## REQUIREMENT
Filter the data for lines with the word "этих", then copy every line so identified.

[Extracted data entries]
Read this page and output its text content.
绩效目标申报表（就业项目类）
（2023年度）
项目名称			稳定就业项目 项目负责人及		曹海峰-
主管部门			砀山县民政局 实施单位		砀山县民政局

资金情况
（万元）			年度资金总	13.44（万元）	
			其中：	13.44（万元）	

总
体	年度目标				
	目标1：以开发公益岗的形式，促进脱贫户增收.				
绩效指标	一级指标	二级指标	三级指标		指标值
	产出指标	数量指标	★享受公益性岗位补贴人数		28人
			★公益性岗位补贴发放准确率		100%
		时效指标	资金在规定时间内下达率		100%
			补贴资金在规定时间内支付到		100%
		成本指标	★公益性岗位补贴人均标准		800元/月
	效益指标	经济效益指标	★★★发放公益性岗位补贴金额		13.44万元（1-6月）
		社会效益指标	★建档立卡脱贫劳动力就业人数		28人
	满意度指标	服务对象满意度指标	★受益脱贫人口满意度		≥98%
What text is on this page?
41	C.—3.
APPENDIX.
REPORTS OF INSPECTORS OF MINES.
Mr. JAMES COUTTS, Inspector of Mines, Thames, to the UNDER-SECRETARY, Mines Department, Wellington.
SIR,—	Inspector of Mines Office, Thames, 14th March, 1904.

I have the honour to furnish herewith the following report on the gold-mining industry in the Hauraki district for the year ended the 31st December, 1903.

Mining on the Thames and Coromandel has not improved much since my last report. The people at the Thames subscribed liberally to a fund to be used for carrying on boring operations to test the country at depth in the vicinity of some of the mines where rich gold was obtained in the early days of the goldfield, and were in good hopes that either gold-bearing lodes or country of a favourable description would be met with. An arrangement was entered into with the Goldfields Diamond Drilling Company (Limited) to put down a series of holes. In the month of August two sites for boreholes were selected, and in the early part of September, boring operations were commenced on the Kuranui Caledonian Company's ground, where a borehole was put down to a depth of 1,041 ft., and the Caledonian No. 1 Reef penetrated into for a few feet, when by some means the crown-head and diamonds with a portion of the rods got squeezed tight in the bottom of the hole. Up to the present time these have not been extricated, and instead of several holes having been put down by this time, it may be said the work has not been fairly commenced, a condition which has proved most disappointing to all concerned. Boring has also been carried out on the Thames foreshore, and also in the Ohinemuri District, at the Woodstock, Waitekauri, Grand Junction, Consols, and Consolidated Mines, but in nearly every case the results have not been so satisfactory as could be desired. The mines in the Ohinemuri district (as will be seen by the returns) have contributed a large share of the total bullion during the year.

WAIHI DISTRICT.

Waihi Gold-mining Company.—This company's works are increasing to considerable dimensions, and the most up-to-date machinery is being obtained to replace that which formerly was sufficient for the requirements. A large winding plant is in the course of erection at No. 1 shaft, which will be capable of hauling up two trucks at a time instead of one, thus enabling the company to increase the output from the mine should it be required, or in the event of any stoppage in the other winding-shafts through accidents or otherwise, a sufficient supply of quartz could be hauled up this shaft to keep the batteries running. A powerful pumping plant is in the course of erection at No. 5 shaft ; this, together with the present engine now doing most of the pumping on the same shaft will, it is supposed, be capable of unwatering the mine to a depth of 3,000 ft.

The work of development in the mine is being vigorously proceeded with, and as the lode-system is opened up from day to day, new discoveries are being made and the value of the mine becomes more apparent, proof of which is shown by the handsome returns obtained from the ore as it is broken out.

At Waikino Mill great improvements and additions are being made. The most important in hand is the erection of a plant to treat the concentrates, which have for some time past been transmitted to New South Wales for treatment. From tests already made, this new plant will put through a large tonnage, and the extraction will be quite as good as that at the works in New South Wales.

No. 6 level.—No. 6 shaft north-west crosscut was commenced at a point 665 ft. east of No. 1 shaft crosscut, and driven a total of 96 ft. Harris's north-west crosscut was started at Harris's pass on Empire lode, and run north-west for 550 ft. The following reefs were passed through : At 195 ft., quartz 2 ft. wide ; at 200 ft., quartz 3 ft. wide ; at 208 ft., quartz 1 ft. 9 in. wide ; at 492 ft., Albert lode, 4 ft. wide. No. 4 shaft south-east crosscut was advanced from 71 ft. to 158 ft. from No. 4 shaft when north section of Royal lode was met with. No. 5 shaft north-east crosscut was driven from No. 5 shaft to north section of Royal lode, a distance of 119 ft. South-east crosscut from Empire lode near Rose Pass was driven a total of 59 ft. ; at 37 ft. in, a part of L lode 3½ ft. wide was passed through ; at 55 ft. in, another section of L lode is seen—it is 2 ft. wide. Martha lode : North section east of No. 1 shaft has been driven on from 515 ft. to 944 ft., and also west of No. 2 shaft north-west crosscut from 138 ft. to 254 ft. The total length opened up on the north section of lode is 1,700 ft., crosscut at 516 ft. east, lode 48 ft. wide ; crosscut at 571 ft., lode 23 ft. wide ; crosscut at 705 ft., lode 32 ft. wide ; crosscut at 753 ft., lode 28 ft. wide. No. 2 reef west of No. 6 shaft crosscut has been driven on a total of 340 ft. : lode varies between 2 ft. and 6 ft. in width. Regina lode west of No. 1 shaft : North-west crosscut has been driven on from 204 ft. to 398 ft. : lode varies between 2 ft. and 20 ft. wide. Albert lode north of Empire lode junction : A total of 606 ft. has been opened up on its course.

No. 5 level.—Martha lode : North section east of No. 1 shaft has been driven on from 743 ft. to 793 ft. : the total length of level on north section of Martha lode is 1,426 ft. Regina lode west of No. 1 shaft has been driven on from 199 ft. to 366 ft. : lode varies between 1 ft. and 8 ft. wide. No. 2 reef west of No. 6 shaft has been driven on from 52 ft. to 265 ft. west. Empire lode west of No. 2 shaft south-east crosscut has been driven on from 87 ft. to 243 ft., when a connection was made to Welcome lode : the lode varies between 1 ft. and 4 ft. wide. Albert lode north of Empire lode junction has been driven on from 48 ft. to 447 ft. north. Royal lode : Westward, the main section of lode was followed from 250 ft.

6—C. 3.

...

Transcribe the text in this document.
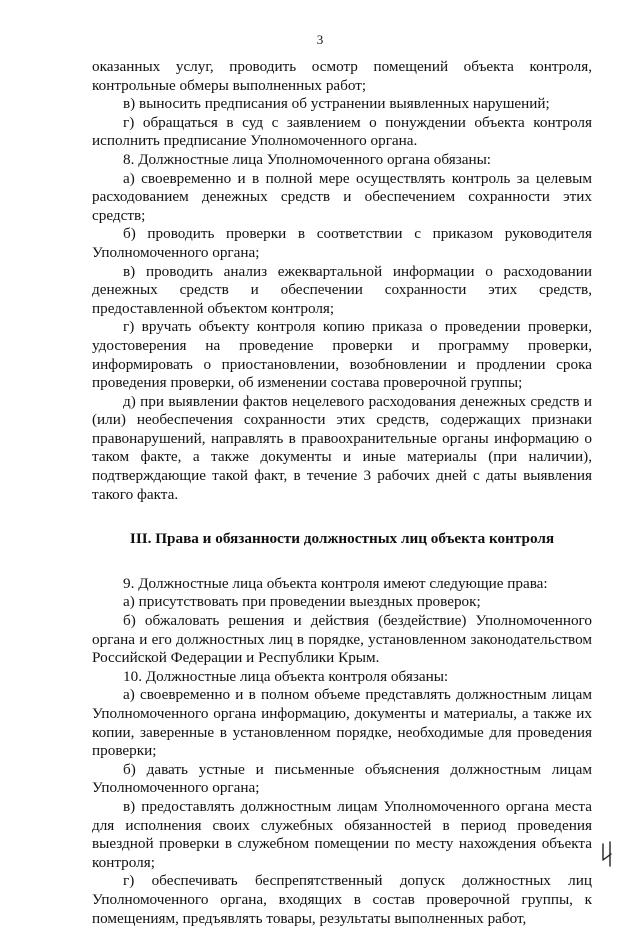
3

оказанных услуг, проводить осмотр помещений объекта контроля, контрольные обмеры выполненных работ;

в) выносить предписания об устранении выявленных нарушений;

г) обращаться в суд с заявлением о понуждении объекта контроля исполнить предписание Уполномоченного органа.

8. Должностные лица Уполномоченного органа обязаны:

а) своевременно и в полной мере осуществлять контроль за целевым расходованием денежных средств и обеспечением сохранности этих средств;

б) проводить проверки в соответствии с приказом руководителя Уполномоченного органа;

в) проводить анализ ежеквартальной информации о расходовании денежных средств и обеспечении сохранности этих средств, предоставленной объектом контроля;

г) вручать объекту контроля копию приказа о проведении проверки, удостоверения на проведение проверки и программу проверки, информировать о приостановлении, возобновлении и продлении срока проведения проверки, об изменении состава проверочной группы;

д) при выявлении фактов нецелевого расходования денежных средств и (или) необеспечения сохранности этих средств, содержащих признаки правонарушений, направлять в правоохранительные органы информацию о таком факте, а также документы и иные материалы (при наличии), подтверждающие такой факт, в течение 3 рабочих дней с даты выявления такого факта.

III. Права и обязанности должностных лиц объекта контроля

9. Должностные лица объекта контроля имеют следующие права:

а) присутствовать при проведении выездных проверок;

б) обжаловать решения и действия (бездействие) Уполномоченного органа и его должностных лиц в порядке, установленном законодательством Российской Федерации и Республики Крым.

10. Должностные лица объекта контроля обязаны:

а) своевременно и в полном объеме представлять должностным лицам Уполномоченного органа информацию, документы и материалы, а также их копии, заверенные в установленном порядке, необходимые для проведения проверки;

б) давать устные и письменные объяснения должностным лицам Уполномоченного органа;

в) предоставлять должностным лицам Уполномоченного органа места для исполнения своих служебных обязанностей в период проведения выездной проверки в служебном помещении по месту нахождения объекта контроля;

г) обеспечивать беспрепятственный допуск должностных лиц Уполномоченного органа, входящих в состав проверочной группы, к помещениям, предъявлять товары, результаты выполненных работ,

## FINISHED EXERCISE
а) своевременно и в полной мере осуществлять контроль за целевым расходованием денежных средств и обеспечением сохранности этих средств;
в) проводить анализ ежеквартальной информации о расходовании денежных средств и обеспечении сохранности этих средств, предоставленной объектом контроля;
д) при выявлении фактов нецелевого расходования денежных средств и (или) необеспечения сохранности этих средств, содержащих признаки правонарушений, направлять в правоохранительные органы информацию о таком факте, а также документы и иные материалы (при наличии), подтверждающие такой факт, в течение 3 рабочих дней с даты выявления такого факта.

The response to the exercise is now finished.